**Source records**
────────

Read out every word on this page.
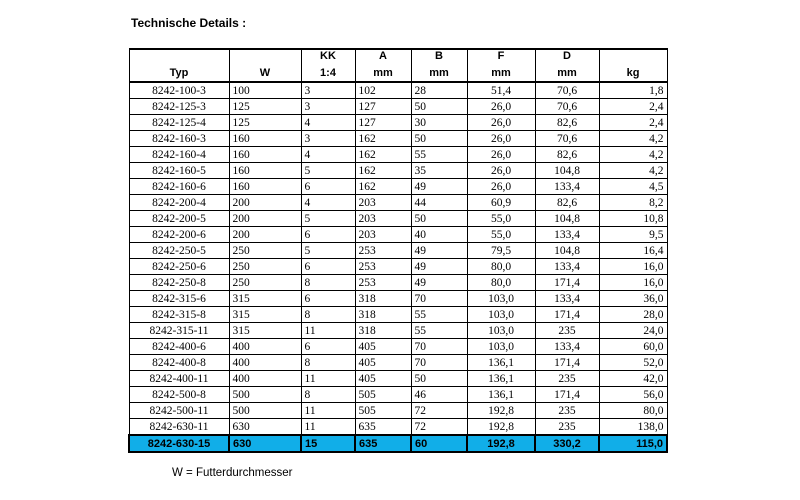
Technische Details :
		KK	A	B	F	D	
Typ	W	1:4	mm	mm	mm	mm	kg
8242-100-3	100	3	102	28	51,4	70,6	1,8
8242-125-3	125	3	127	50	26,0	70,6	2,4
8242-125-4	125	4	127	30	26,0	82,6	2,4
8242-160-3	160	3	162	50	26,0	70,6	4,2
8242-160-4	160	4	162	55	26,0	82,6	4,2
8242-160-5	160	5	162	35	26,0	104,8	4,2
8242-160-6	160	6	162	49	26,0	133,4	4,5
8242-200-4	200	4	203	44	60,9	82,6	8,2
8242-200-5	200	5	203	50	55,0	104,8	10,8
8242-200-6	200	6	203	40	55,0	133,4	9,5
8242-250-5	250	5	253	49	79,5	104,8	16,4
8242-250-6	250	6	253	49	80,0	133,4	16,0
8242-250-8	250	8	253	49	80,0	171,4	16,0
8242-315-6	315	6	318	70	103,0	133,4	36,0
8242-315-8	315	8	318	55	103,0	171,4	28,0
8242-315-11	315	11	318	55	103,0	235	24,0
8242-400-6	400	6	405	70	103,0	133,4	60,0
8242-400-8	400	8	405	70	136,1	171,4	52,0
8242-400-11	400	11	405	50	136,1	235	42,0
8242-500-8	500	8	505	46	136,1	171,4	56,0
8242-500-11	500	11	505	72	192,8	235	80,0
8242-630-11	630	11	635	72	192,8	235	138,0
8242-630-15	630	15	635	60	192,8	330,2	115,0
W = Futterdurchmesser
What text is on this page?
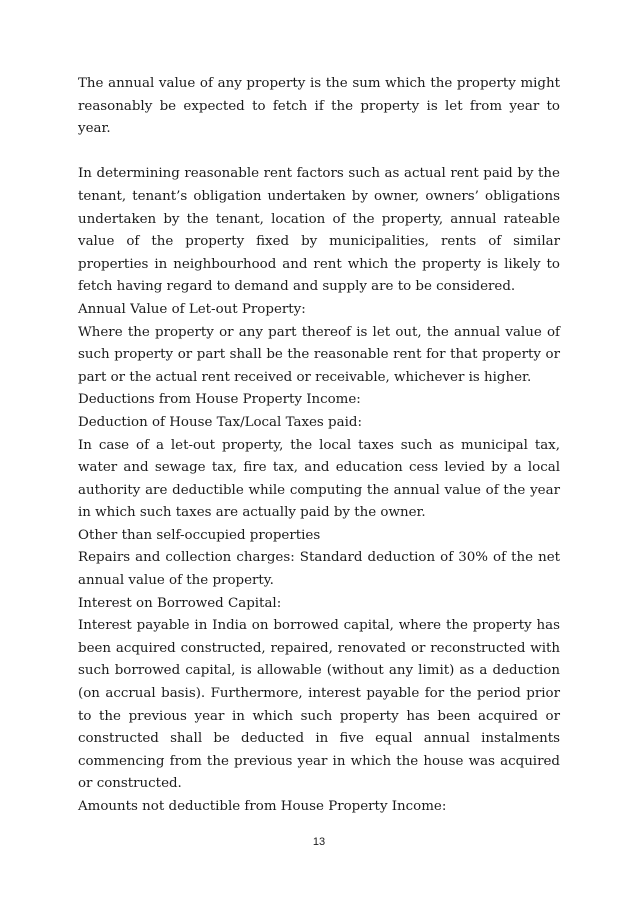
The annual value of any property is the sum which the property might reasonably be expected to fetch if the property is let from year to year.

In determining reasonable rent factors such as actual rent paid by the tenant, tenant’s obligation undertaken by owner, owners’ obligations undertaken by the tenant, location of the property, annual rateable value of the property fixed by municipalities, rents of similar properties in neighbourhood and rent which the property is likely to fetch having regard to demand and supply are to be considered.

Annual Value of Let-out Property:

Where the property or any part thereof is let out, the annual value of such property or part shall be the reasonable rent for that property or part or the actual rent received or receivable, whichever is higher.

Deductions from House Property Income:

Deduction of House Tax/Local Taxes paid:

In case of a let-out property, the local taxes such as municipal tax, water and sewage tax, fire tax, and education cess levied by a local authority are deductible while computing the annual value of the year in which such taxes are actually paid by the owner.

Other than self-occupied properties

Repairs and collection charges: Standard deduction of 30% of the net annual value of the property.

Interest on Borrowed Capital:

Interest payable in India on borrowed capital, where the property has been acquired constructed, repaired, renovated or reconstructed with such borrowed capital, is allowable (without any limit) as a deduction (on accrual basis). Furthermore, interest payable for the period prior to the previous year in which such property has been acquired or constructed shall be deducted in five equal annual instalments commencing from the previous year in which the house was acquired or constructed.

Amounts not deductible from House Property Income:

13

────────

**Written exercise**
Return the material word for word. Pictures are not part of the copy.

**Exercise response**
Read out every word on this page.
Technische Details :
		KK	A	B	F	D	
Typ	W	1:4	mm	mm	mm	mm	kg
8242-100-3	100	3	102	28	51,4	70,6	1,8
8242-125-3	125	3	127	50	26,0	70,6	2,4
8242-125-4	125	4	127	30	26,0	82,6	2,4
8242-160-3	160	3	162	50	26,0	70,6	4,2
8242-160-4	160	4	162	55	26,0	82,6	4,2
8242-160-5	160	5	162	35	26,0	104,8	4,2
8242-160-6	160	6	162	49	26,0	133,4	4,5
8242-200-4	200	4	203	44	60,9	82,6	8,2
8242-200-5	200	5	203	50	55,0	104,8	10,8
8242-200-6	200	6	203	40	55,0	133,4	9,5
8242-250-5	250	5	253	49	79,5	104,8	16,4
8242-250-6	250	6	253	49	80,0	133,4	16,0
8242-250-8	250	8	253	49	80,0	171,4	16,0
8242-315-6	315	6	318	70	103,0	133,4	36,0
8242-315-8	315	8	318	55	103,0	171,4	28,0
8242-315-11	315	11	318	55	103,0	235	24,0
8242-400-6	400	6	405	70	103,0	133,4	60,0
8242-400-8	400	8	405	70	136,1	171,4	52,0
8242-400-11	400	11	405	50	136,1	235	42,0
8242-500-8	500	8	505	46	136,1	171,4	56,0
8242-500-11	500	11	505	72	192,8	235	80,0
8242-630-11	630	11	635	72	192,8	235	138,0
8242-630-15	630	15	635	60	192,8	330,2	115,0
W = Futterdurchmesser
What text is on this page?
The annual value of any property is the sum which the property might reasonably be expected to fetch if the property is let from year to year.

In determining reasonable rent factors such as actual rent paid by the tenant, tenant’s obligation undertaken by owner, owners’ obligations undertaken by the tenant, location of the property, annual rateable value of the property fixed by municipalities, rents of similar properties in neighbourhood and rent which the property is likely to fetch having regard to demand and supply are to be considered.

Annual Value of Let-out Property:

Where the property or any part thereof is let out, the annual value of such property or part shall be the reasonable rent for that property or part or the actual rent received or receivable, whichever is higher.

Deductions from House Property Income:

Deduction of House Tax/Local Taxes paid:

In case of a let-out property, the local taxes such as municipal tax, water and sewage tax, fire tax, and education cess levied by a local authority are deductible while computing the annual value of the year in which such taxes are actually paid by the owner.

Other than self-occupied properties

Repairs and collection charges: Standard deduction of 30% of the net annual value of the property.

Interest on Borrowed Capital:

Interest payable in India on borrowed capital, where the property has been acquired constructed, repaired, renovated or reconstructed with such borrowed capital, is allowable (without any limit) as a deduction (on accrual basis). Furthermore, interest payable for the period prior to the previous year in which such property has been acquired or constructed shall be deducted in five equal annual instalments commencing from the previous year in which the house was acquired or constructed.

Amounts not deductible from House Property Income:

13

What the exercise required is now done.